*Work to be completed*
How many of the lines below contain the string "Herschel"? Case counts, and the reply should be only the number.

*Task input*
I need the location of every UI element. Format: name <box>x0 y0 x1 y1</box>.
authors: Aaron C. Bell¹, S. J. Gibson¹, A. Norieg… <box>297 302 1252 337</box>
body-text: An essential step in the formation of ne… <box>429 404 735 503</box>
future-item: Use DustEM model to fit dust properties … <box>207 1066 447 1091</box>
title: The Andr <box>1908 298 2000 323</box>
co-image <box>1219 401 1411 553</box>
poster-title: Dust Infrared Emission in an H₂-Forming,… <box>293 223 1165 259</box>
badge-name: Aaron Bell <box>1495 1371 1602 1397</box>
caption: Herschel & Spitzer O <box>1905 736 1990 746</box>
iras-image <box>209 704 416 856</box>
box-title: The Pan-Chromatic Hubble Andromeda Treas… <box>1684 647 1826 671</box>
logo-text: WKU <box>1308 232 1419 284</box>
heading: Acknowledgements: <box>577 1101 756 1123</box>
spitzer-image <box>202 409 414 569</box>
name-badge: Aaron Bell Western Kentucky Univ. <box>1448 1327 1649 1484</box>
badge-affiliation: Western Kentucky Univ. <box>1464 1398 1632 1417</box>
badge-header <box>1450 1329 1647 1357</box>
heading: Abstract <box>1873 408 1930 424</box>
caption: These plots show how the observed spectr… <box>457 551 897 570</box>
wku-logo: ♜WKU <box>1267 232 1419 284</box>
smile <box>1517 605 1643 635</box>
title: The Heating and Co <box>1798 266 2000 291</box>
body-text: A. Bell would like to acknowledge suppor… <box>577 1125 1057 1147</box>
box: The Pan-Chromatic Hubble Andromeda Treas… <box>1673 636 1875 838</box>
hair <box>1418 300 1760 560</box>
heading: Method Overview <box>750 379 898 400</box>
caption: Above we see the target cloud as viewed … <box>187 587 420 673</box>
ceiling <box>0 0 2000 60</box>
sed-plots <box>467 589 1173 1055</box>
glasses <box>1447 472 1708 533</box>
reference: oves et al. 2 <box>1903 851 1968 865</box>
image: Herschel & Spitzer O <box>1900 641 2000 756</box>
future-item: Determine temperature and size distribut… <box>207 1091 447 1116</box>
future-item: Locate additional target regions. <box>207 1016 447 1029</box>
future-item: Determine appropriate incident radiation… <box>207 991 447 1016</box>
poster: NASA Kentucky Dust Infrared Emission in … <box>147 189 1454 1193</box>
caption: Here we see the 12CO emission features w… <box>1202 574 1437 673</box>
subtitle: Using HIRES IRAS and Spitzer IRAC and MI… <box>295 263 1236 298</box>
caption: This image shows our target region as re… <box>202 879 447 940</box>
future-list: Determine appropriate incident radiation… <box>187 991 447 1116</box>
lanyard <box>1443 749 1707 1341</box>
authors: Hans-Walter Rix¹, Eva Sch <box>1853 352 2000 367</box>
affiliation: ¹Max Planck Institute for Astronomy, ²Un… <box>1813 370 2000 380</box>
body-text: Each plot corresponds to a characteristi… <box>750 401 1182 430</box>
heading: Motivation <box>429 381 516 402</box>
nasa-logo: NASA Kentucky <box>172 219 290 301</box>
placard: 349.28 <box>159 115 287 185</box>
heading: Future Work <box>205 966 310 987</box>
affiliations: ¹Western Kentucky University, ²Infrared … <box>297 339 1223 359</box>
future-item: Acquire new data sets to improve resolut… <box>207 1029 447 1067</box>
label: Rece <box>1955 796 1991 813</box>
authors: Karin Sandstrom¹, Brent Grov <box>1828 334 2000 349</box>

*Output below*
2